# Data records
#####
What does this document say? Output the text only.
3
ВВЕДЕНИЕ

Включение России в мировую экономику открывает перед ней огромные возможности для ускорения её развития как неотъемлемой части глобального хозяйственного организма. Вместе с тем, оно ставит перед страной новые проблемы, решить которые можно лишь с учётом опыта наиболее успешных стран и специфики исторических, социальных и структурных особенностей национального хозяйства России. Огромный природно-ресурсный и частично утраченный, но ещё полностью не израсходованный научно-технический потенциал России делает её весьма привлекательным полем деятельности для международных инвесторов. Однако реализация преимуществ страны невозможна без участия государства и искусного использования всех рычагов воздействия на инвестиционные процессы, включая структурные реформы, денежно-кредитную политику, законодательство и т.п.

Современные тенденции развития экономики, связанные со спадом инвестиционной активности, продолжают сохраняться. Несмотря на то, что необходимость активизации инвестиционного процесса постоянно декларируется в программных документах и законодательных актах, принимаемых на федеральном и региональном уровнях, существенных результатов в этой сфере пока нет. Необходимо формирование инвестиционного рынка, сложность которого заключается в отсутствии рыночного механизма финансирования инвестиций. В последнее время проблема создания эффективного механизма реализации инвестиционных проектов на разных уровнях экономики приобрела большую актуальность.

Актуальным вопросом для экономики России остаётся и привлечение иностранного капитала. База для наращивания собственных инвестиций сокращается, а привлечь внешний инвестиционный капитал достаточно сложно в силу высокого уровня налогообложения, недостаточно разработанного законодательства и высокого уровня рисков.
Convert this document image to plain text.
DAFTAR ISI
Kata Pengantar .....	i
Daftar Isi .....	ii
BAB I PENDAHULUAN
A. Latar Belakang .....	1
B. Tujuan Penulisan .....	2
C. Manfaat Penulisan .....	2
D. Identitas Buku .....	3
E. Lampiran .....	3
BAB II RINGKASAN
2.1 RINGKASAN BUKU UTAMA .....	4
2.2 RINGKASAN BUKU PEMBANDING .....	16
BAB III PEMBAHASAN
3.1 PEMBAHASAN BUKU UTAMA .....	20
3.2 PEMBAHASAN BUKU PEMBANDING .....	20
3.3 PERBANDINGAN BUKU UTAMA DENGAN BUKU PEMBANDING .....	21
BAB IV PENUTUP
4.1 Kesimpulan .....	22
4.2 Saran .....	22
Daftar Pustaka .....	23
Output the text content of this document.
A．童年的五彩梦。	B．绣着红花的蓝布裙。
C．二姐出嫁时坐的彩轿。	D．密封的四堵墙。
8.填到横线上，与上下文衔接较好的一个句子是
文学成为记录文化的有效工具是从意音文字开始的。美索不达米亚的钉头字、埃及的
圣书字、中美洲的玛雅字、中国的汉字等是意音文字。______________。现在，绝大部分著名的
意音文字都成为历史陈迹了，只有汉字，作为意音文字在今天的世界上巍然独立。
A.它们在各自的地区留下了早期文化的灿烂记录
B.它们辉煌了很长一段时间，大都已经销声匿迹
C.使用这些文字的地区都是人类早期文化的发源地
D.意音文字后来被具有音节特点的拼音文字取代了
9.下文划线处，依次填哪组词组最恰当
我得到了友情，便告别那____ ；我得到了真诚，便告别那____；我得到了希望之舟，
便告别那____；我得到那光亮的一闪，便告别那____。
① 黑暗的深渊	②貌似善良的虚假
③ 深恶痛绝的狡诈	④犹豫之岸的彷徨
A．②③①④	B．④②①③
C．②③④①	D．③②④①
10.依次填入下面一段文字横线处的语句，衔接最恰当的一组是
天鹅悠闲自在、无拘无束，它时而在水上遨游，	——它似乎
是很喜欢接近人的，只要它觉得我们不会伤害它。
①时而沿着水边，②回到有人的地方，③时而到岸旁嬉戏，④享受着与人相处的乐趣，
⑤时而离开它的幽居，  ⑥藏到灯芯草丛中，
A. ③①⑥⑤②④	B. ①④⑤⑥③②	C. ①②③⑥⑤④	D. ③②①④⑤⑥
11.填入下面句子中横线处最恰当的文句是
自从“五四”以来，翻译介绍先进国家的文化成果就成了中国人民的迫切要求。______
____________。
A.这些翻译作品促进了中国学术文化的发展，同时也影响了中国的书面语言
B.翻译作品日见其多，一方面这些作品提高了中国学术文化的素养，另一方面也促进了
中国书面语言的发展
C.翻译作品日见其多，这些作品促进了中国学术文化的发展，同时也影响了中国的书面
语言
#####
# Exercise directions
Restate every line of the data word for word.

# Task answer
What does this document say? Output the text only.
3
ВВЕДЕНИЕ

Включение России в мировую экономику открывает перед ней огромные возможности для ускорения её развития как неотъемлемой части глобального хозяйственного организма. Вместе с тем, оно ставит перед страной новые проблемы, решить которые можно лишь с учётом опыта наиболее успешных стран и специфики исторических, социальных и структурных особенностей национального хозяйства России. Огромный природно-ресурсный и частично утраченный, но ещё полностью не израсходованный научно-технический потенциал России делает её весьма привлекательным полем деятельности для международных инвесторов. Однако реализация преимуществ страны невозможна без участия государства и искусного использования всех рычагов воздействия на инвестиционные процессы, включая структурные реформы, денежно-кредитную политику, законодательство и т.п.

Современные тенденции развития экономики, связанные со спадом инвестиционной активности, продолжают сохраняться. Несмотря на то, что необходимость активизации инвестиционного процесса постоянно декларируется в программных документах и законодательных актах, принимаемых на федеральном и региональном уровнях, существенных результатов в этой сфере пока нет. Необходимо формирование инвестиционного рынка, сложность которого заключается в отсутствии рыночного механизма финансирования инвестиций. В последнее время проблема создания эффективного механизма реализации инвестиционных проектов на разных уровнях экономики приобрела большую актуальность.

Актуальным вопросом для экономики России остаётся и привлечение иностранного капитала. База для наращивания собственных инвестиций сокращается, а привлечь внешний инвестиционный капитал достаточно сложно в силу высокого уровня налогообложения, недостаточно разработанного законодательства и высокого уровня рисков.
Convert this document image to plain text.
DAFTAR ISI
Kata Pengantar .....	i
Daftar Isi .....	ii
BAB I PENDAHULUAN
A. Latar Belakang .....	1
B. Tujuan Penulisan .....	2
C. Manfaat Penulisan .....	2
D. Identitas Buku .....	3
E. Lampiran .....	3
BAB II RINGKASAN
2.1 RINGKASAN BUKU UTAMA .....	4
2.2 RINGKASAN BUKU PEMBANDING .....	16
BAB III PEMBAHASAN
3.1 PEMBAHASAN BUKU UTAMA .....	20
3.2 PEMBAHASAN BUKU PEMBANDING .....	20
3.3 PERBANDINGAN BUKU UTAMA DENGAN BUKU PEMBANDING .....	21
BAB IV PENUTUP
4.1 Kesimpulan .....	22
4.2 Saran .....	22
Daftar Pustaka .....	23
Output the text content of this document.
A．童年的五彩梦。	B．绣着红花的蓝布裙。
C．二姐出嫁时坐的彩轿。	D．密封的四堵墙。
8.填到横线上，与上下文衔接较好的一个句子是
文学成为记录文化的有效工具是从意音文字开始的。美索不达米亚的钉头字、埃及的
圣书字、中美洲的玛雅字、中国的汉字等是意音文字。______________。现在，绝大部分著名的
意音文字都成为历史陈迹了，只有汉字，作为意音文字在今天的世界上巍然独立。
A.它们在各自的地区留下了早期文化的灿烂记录
B.它们辉煌了很长一段时间，大都已经销声匿迹
C.使用这些文字的地区都是人类早期文化的发源地
D.意音文字后来被具有音节特点的拼音文字取代了
9.下文划线处，依次填哪组词组最恰当
我得到了友情，便告别那____ ；我得到了真诚，便告别那____；我得到了希望之舟，
便告别那____；我得到那光亮的一闪，便告别那____。
① 黑暗的深渊	②貌似善良的虚假
③ 深恶痛绝的狡诈	④犹豫之岸的彷徨
A．②③①④	B．④②①③
C．②③④①	D．③②④①
10.依次填入下面一段文字横线处的语句，衔接最恰当的一组是
天鹅悠闲自在、无拘无束，它时而在水上遨游，	——它似乎
是很喜欢接近人的，只要它觉得我们不会伤害它。
①时而沿着水边，②回到有人的地方，③时而到岸旁嬉戏，④享受着与人相处的乐趣，
⑤时而离开它的幽居，  ⑥藏到灯芯草丛中，
A. ③①⑥⑤②④	B. ①④⑤⑥③②	C. ①②③⑥⑤④	D. ③②①④⑤⑥
11.填入下面句子中横线处最恰当的文句是
自从“五四”以来，翻译介绍先进国家的文化成果就成了中国人民的迫切要求。______
____________。
A.这些翻译作品促进了中国学术文化的发展，同时也影响了中国的书面语言
B.翻译作品日见其多，一方面这些作品提高了中国学术文化的素养，另一方面也促进了
中国书面语言的发展
C.翻译作品日见其多，这些作品促进了中国学术文化的发展，同时也影响了中国的书面
语言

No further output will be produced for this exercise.